• **Exercise directions**:
Extract the full listing verbatim and drop any pictures from your copy.
▼
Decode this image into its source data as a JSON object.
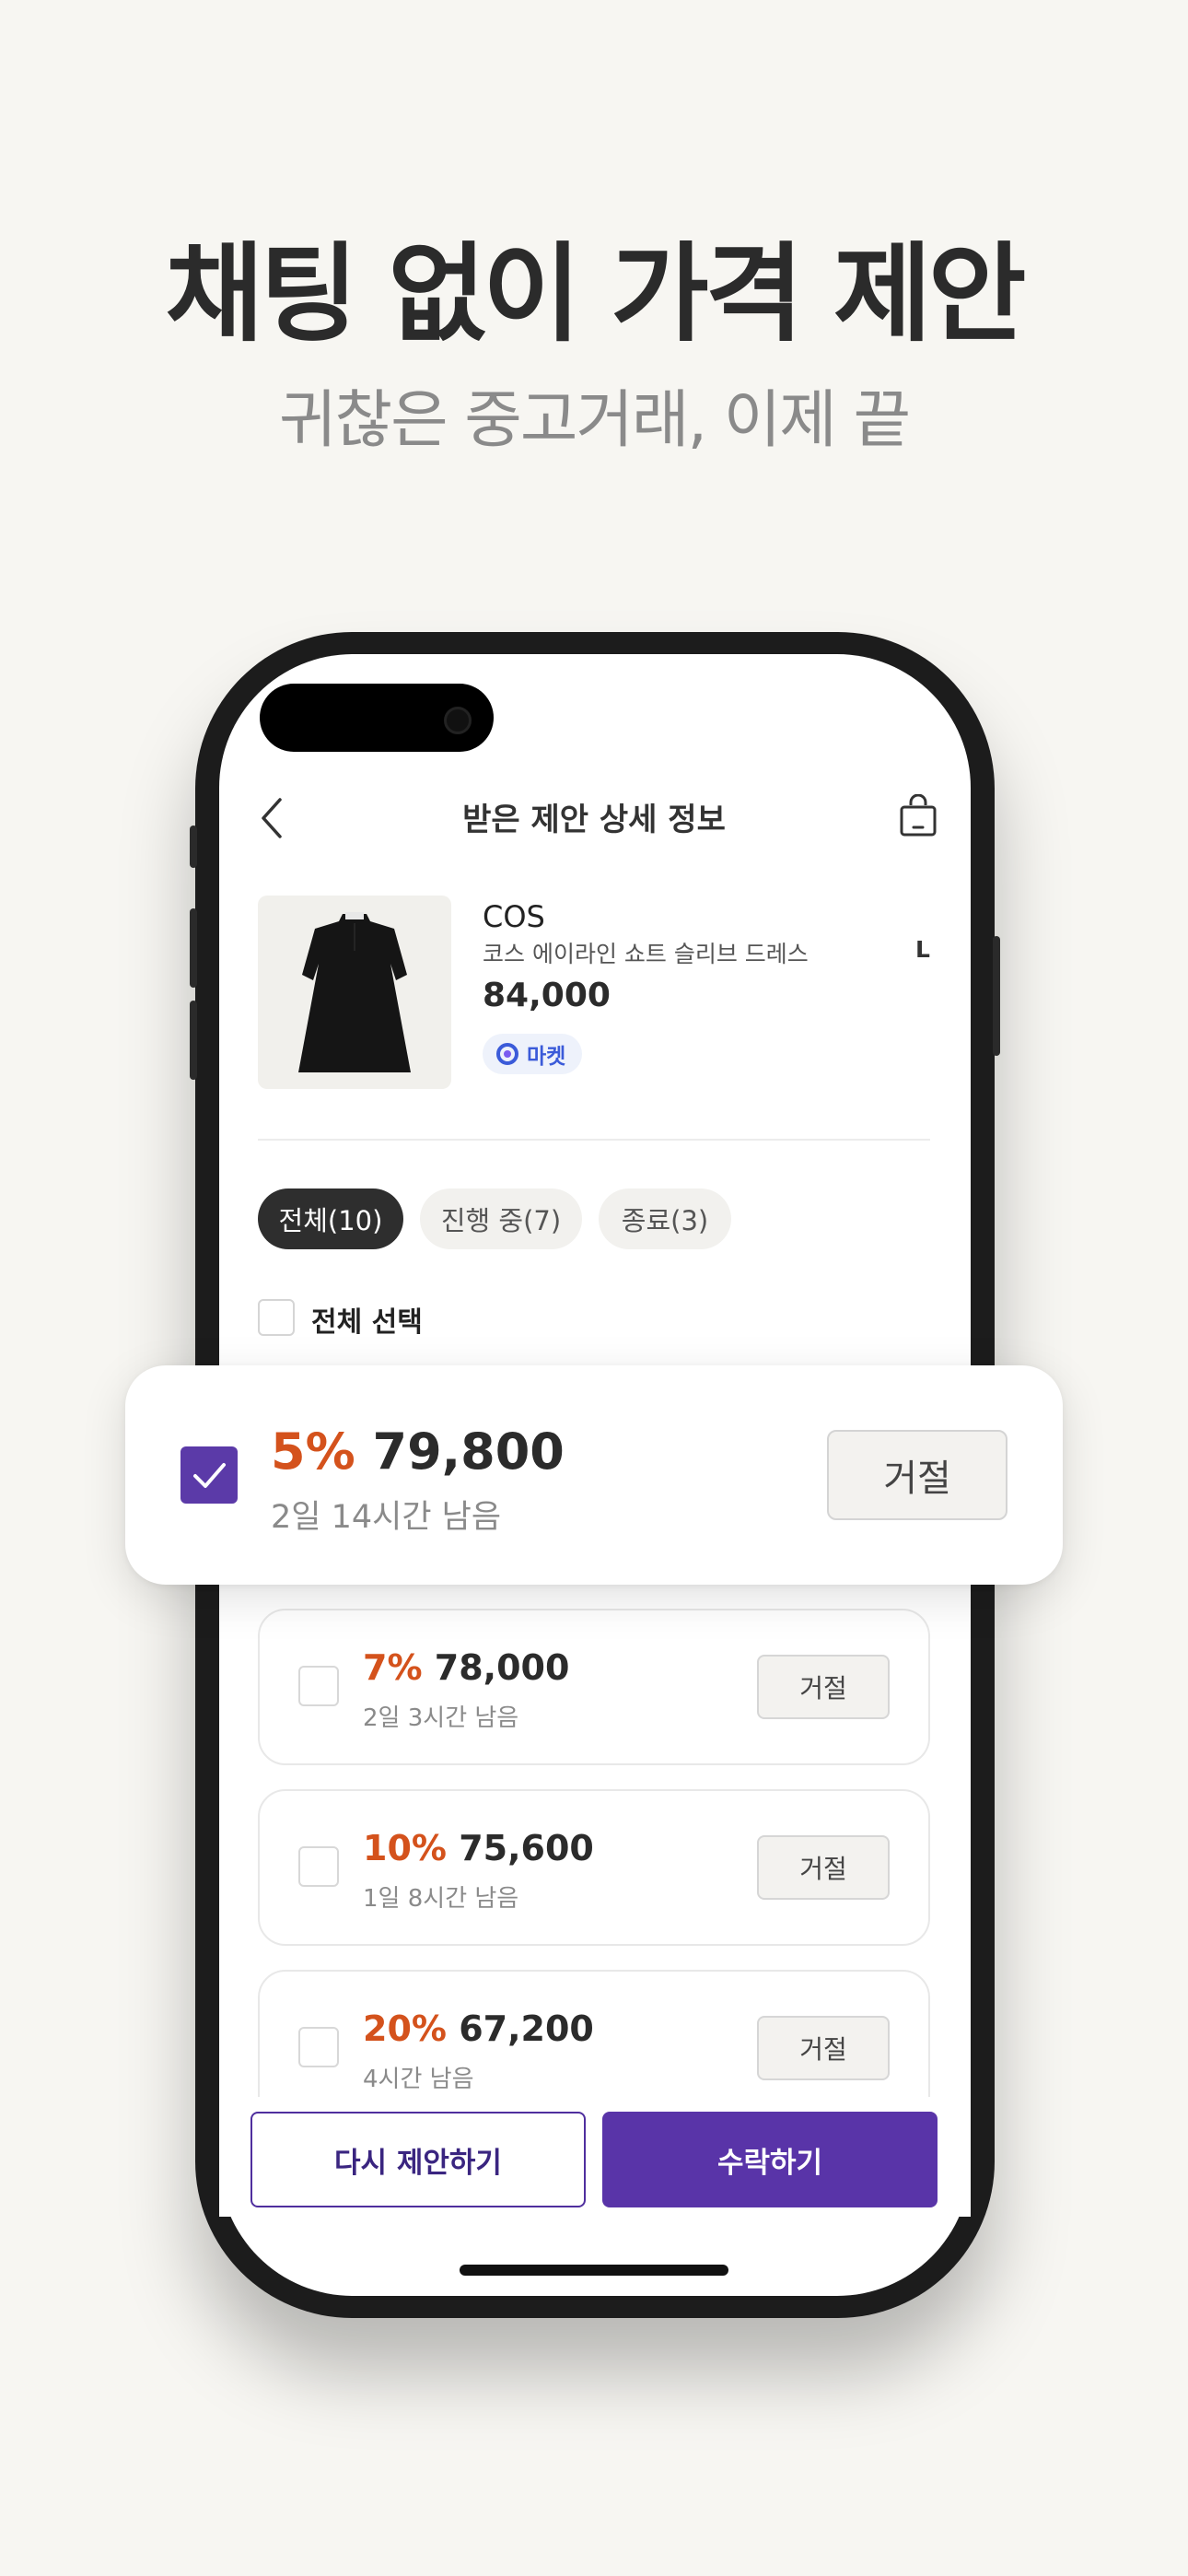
{
  "hero": {
    "title": "채팅 없이 가격 제안",
    "subtitle": "귀찮은 중고거래, 이제 끝"
  },
  "nav": {
    "title": "받은 제안 상세 정보",
    "back_icon": "chevron-left-icon",
    "bag_icon": "shopping-bag-icon"
  },
  "product": {
    "brand": "COS",
    "name": "코스 에이라인 쇼트 슬리브 드레스",
    "size": "L",
    "price": "84,000",
    "badge": "마켓"
  },
  "tabs": [
    {
      "label": "전체(10)",
      "active": true
    },
    {
      "label": "진행 중(7)",
      "active": false
    },
    {
      "label": "종료(3)",
      "active": false
    }
  ],
  "select_all": {
    "label": "전체 선택",
    "checked": false
  },
  "offers": [
    {
      "percent": "5%",
      "amount": "79,800",
      "remaining": "2일 14시간 남음",
      "reject": "거절",
      "checked": true
    },
    {
      "percent": "7%",
      "amount": "78,000",
      "remaining": "2일 3시간 남음",
      "reject": "거절",
      "checked": false
    },
    {
      "percent": "10%",
      "amount": "75,600",
      "remaining": "1일 8시간 남음",
      "reject": "거절",
      "checked": false
    },
    {
      "percent": "20%",
      "amount": "67,200",
      "remaining": "4시간 남음",
      "reject": "거절",
      "checked": false
    }
  ],
  "actions": {
    "counter_offer": "다시 제안하기",
    "accept": "수락하기"
  },
  "colors": {
    "accent": "#5934a8",
    "discount": "#d4521c",
    "background": "#f7f6f2"
  }
}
▲
• **Output**:
Decode this image into its source data as a JSON object.
{
  "hero": {
    "title": "채팅 없이 가격 제안",
    "subtitle": "귀찮은 중고거래, 이제 끝"
  },
  "nav": {
    "title": "받은 제안 상세 정보",
    "back_icon": "chevron-left-icon",
    "bag_icon": "shopping-bag-icon"
  },
  "product": {
    "brand": "COS",
    "name": "코스 에이라인 쇼트 슬리브 드레스",
    "size": "L",
    "price": "84,000",
    "badge": "마켓"
  },
  "tabs": [
    {
      "label": "전체(10)",
      "active": true
    },
    {
      "label": "진행 중(7)",
      "active": false
    },
    {
      "label": "종료(3)",
      "active": false
    }
  ],
  "select_all": {
    "label": "전체 선택",
    "checked": false
  },
  "offers": [
    {
      "percent": "5%",
      "amount": "79,800",
      "remaining": "2일 14시간 남음",
      "reject": "거절",
      "checked": true
    },
    {
      "percent": "7%",
      "amount": "78,000",
      "remaining": "2일 3시간 남음",
      "reject": "거절",
      "checked": false
    },
    {
      "percent": "10%",
      "amount": "75,600",
      "remaining": "1일 8시간 남음",
      "reject": "거절",
      "checked": false
    },
    {
      "percent": "20%",
      "amount": "67,200",
      "remaining": "4시간 남음",
      "reject": "거절",
      "checked": false
    }
  ],
  "actions": {
    "counter_offer": "다시 제안하기",
    "accept": "수락하기"
  },
  "colors": {
    "accent": "#5934a8",
    "discount": "#d4521c",
    "background": "#f7f6f2"
  }
}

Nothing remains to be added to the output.